* **What you will do**
Gather each line in the entries that includes the string "Sorbus".

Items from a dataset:
▬▬▬

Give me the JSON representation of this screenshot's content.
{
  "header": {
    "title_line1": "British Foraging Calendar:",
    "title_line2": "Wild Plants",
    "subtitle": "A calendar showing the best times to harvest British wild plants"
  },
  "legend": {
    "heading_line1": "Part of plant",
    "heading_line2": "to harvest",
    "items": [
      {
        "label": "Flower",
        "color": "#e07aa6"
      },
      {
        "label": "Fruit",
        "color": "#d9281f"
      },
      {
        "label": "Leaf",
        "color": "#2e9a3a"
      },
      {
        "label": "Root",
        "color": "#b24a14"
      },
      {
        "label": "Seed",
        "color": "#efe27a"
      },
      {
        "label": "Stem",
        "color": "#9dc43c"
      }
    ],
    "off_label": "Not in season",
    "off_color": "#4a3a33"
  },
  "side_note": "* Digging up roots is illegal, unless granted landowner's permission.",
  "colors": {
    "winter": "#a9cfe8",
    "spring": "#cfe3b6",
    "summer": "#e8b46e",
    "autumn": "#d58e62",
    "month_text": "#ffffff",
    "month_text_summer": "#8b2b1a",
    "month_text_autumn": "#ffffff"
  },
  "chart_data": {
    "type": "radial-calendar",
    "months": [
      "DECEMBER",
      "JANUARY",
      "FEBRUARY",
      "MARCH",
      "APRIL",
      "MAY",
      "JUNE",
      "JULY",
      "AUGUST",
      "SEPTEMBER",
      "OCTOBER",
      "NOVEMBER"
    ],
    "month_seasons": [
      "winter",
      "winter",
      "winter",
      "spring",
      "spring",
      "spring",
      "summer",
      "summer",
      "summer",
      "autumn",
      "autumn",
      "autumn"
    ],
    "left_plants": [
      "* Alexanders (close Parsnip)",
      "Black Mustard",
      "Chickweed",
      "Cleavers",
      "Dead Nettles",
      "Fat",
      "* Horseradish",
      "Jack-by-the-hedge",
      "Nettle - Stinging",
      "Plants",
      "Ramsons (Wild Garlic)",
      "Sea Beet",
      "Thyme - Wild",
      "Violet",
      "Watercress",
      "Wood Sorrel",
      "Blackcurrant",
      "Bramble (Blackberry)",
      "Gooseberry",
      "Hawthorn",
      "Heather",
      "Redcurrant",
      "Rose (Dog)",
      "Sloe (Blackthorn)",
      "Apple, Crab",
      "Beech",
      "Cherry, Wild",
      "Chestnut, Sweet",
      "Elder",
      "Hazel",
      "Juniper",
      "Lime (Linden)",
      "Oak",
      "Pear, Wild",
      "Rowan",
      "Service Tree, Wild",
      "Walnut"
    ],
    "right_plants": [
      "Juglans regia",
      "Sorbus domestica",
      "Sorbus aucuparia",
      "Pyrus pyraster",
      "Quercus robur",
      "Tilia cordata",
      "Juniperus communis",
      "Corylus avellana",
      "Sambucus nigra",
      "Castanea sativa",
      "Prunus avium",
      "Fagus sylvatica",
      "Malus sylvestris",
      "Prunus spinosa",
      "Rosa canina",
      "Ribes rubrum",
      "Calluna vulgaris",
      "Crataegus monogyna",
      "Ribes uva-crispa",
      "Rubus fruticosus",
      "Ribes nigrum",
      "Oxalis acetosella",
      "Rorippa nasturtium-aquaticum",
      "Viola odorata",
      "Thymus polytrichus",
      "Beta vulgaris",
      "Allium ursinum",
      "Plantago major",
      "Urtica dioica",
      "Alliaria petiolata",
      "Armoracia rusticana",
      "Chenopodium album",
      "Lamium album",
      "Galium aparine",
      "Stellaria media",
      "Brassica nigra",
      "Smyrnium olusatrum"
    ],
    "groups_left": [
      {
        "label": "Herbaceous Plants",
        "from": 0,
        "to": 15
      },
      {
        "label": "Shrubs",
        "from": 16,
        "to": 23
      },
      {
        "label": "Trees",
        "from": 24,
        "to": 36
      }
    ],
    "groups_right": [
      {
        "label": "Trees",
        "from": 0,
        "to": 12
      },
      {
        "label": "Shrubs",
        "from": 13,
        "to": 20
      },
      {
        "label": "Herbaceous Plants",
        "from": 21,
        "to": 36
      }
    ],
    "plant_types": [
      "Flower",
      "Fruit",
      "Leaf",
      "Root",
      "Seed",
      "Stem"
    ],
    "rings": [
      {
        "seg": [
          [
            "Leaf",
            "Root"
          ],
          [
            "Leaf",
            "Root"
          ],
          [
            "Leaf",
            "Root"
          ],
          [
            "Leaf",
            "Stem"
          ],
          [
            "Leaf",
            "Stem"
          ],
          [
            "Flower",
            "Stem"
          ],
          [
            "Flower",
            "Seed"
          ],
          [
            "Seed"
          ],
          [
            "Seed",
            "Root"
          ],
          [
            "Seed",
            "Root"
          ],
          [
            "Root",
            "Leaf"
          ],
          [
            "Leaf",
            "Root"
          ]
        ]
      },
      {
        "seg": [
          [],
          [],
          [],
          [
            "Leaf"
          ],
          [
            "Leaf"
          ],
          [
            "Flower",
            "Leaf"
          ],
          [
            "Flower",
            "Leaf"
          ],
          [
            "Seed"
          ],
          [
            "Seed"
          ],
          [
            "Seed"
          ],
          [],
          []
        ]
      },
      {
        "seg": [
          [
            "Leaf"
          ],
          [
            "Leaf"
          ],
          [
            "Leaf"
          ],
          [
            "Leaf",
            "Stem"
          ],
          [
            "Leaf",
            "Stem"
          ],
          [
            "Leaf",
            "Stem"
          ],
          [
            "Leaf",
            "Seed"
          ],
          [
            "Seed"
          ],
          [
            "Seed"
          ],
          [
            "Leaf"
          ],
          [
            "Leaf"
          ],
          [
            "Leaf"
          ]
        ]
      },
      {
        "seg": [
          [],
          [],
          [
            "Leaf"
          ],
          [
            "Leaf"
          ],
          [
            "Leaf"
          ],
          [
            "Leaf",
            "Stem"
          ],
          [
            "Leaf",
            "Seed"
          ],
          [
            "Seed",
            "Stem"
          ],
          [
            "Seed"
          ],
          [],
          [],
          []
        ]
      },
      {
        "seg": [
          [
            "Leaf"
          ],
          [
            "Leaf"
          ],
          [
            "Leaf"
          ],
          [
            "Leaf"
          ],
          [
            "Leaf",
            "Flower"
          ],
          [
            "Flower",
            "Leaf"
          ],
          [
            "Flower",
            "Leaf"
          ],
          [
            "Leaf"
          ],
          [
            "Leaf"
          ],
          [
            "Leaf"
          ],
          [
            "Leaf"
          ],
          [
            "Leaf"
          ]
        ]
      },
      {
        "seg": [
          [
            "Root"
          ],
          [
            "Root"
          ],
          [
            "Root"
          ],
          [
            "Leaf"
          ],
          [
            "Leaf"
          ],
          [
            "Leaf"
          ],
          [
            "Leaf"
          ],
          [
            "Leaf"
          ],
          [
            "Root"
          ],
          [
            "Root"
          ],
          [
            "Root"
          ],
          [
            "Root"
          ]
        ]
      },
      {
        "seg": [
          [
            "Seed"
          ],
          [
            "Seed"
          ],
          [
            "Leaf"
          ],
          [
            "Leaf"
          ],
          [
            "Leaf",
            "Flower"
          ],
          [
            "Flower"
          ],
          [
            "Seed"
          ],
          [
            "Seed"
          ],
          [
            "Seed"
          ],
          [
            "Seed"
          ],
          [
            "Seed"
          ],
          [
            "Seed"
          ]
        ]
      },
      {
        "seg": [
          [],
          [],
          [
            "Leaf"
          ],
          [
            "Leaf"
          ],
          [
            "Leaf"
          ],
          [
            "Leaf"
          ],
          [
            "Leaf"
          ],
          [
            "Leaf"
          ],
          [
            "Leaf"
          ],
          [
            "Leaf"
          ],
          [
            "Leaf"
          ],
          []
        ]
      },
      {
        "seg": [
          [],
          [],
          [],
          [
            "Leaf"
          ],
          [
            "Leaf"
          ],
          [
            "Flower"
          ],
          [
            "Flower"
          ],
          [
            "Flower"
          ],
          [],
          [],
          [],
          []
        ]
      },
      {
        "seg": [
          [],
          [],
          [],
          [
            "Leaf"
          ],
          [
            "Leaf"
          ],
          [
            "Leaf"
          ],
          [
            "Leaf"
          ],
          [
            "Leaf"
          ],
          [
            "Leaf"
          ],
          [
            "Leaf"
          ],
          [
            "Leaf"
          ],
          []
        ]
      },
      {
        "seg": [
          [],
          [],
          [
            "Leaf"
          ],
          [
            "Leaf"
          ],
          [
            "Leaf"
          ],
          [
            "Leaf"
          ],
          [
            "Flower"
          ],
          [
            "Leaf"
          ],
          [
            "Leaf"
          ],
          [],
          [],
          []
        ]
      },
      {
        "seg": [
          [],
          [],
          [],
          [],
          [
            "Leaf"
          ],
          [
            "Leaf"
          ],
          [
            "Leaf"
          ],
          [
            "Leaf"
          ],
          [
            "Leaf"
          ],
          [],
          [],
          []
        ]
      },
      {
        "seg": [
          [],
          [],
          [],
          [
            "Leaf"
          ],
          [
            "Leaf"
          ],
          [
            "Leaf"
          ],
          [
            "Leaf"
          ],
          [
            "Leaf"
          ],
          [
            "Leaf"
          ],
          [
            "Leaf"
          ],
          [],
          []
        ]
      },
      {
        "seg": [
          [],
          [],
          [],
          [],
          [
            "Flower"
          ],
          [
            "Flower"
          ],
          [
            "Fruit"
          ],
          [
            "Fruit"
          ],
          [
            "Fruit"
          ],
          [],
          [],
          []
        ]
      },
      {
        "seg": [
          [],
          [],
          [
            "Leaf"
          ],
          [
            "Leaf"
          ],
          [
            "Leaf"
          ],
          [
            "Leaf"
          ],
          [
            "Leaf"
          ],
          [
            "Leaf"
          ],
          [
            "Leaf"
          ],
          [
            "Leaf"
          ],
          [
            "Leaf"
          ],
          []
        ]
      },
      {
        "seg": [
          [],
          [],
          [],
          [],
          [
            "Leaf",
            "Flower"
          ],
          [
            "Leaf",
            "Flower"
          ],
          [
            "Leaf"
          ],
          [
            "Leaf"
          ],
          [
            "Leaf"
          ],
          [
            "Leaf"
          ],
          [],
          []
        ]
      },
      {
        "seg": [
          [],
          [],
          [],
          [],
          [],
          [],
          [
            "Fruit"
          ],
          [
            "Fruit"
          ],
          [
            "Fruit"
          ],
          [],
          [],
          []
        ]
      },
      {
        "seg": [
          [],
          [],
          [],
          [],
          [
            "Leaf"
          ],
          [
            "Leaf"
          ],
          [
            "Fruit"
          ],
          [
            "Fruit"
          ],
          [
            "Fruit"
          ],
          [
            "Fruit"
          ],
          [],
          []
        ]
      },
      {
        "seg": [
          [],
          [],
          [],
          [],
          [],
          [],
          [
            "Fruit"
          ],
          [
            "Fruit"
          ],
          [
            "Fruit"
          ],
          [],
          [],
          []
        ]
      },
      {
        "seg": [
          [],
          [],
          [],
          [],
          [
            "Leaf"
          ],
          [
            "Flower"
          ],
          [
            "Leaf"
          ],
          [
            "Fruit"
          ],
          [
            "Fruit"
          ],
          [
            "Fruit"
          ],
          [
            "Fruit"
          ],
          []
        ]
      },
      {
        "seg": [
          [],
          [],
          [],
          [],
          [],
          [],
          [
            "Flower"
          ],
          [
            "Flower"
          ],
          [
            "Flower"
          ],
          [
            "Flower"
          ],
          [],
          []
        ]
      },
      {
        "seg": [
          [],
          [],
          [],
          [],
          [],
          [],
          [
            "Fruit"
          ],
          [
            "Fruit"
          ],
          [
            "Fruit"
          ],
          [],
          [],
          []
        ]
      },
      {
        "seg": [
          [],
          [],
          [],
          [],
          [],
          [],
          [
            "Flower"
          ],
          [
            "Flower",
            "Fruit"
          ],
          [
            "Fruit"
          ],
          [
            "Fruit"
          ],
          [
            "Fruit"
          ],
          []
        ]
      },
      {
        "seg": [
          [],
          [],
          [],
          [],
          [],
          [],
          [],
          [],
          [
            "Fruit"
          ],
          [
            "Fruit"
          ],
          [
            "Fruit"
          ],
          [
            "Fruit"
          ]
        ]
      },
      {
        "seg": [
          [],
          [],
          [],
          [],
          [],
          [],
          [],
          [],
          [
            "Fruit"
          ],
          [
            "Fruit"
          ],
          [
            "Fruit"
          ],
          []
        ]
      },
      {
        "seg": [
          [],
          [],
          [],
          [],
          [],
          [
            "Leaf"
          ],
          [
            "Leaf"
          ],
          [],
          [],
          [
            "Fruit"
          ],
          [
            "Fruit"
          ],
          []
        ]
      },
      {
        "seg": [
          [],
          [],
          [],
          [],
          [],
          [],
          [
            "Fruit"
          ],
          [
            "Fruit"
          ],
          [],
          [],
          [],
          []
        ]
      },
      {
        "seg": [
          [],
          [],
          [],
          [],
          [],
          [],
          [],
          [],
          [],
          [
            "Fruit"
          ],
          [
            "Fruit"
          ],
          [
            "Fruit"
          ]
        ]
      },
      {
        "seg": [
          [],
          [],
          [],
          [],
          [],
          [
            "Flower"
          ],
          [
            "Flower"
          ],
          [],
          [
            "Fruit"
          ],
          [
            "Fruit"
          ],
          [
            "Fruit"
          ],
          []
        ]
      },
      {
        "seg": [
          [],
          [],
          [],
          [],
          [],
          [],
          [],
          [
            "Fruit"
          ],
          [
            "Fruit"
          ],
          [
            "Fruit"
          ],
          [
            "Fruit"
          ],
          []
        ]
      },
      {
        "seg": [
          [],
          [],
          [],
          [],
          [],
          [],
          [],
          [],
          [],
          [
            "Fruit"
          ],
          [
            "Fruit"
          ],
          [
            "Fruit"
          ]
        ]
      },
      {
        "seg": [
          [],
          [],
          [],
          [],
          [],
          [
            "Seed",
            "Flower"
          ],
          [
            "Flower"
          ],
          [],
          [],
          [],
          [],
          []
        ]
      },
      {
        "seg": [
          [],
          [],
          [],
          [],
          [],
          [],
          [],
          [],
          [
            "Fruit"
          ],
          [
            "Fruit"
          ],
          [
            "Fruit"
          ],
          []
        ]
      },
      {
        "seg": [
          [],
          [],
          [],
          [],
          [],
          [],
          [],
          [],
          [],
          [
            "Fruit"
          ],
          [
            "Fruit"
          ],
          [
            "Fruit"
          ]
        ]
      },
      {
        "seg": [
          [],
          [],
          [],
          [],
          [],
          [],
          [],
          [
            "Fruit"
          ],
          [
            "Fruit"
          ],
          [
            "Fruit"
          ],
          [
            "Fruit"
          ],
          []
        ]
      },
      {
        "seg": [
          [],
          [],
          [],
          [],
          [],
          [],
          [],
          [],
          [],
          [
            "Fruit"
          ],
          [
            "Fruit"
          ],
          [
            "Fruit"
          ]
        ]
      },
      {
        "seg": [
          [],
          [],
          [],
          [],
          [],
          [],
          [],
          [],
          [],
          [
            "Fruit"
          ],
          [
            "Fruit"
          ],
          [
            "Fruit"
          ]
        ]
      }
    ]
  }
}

▬▬▬

* **Exercise solution**
      "Sorbus domestica",
      "Sorbus aucuparia",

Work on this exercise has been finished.